# BRIEF
Look for the string "аренду" in the lines and copy each line that has it.

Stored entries
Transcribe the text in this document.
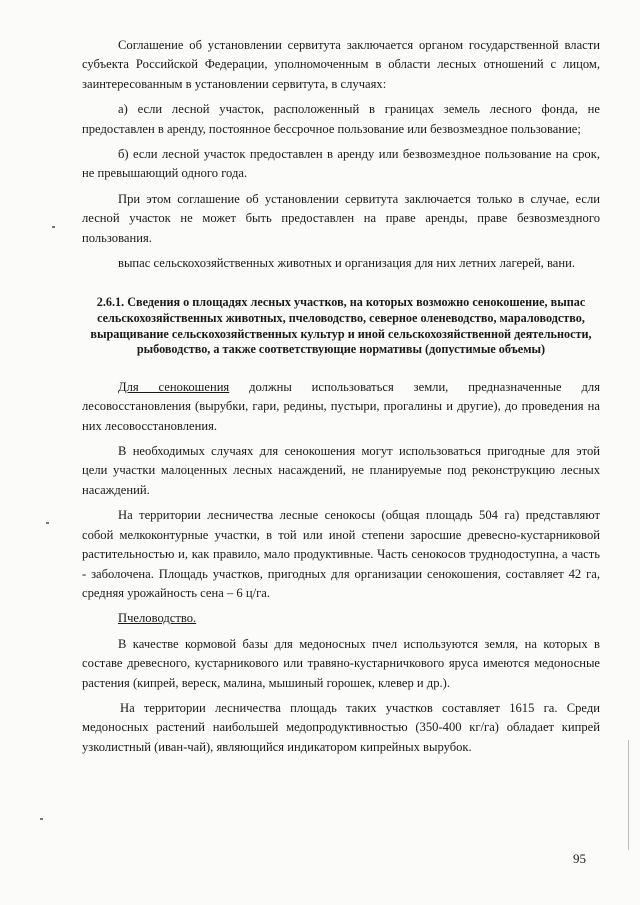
Соглашение об установлении сервитута заключается органом государственной власти субъекта Российской Федерации, уполномоченным в области лесных отношений с лицом, заинтересованным в установлении сервитута, в случаях:

а) если лесной участок, расположенный в границах земель лесного фонда, не предоставлен в аренду, постоянное бессрочное пользование или безвозмездное пользование;

б) если лесной участок предоставлен в аренду или безвозмездное пользование на срок, не превышающий одного года.

При этом соглашение об установлении сервитута заключается только в случае, если лесной участок не может быть предоставлен на праве аренды, праве безвозмездного пользования.

выпас сельскохозяйственных животных и организация для них летних лагерей, вани.

2.6.1. Сведения о площадях лесных участков, на которых возможно сенокошение, выпас сельскохозяйственных животных, пчеловодство, северное оленеводство, мараловодство, выращивание сельскохозяйственных культур и иной сельскохозяйственной деятельности, рыбоводство, а также соответствующие нормативы (допустимые объемы)

Для сенокошения должны использоваться земли, предназначенные для лесовосстановления (вырубки, гари, редины, пустыри, прогалины и другие), до проведения на них лесовосстановления.

В необходимых случаях для сенокошения могут использоваться пригодные для этой цели участки малоценных лесных насаждений, не планируемые под реконструкцию лесных насаждений.

На территории лесничества лесные сенокосы (общая площадь 504 га) представляют собой мелкоконтурные участки, в той или иной степени заросшие древесно-кустарниковой растительностью и, как правило, мало продуктивные. Часть сенокосов труднодоступна, а часть - заболочена. Площадь участков, пригодных для организации сенокошения, составляет 42 га, средняя урожайность сена – 6 ц/га.

Пчеловодство.

В качестве кормовой базы для медоносных пчел используются земля, на которых в составе древесного, кустарникового или травяно-кустарничкового яруса имеются медоносные растения (кипрей, вереск, малина, мышиный горошек, клевер и др.).

На территории лесничества площадь таких участков составляет 1615 га. Среди медоносных растений наибольшей медопродуктивностью (350-400 кг/га) обладает кипрей узколистный (иван-чай), являющийся индикатором кипрейных вырубок.

95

# CORRECT RESULT
а) если лесной участок, расположенный в границах земель лесного фонда, не предоставлен в аренду, постоянное бессрочное пользование или безвозмездное пользование;
б) если лесной участок предоставлен в аренду или безвозмездное пользование на срок, не превышающий одного года.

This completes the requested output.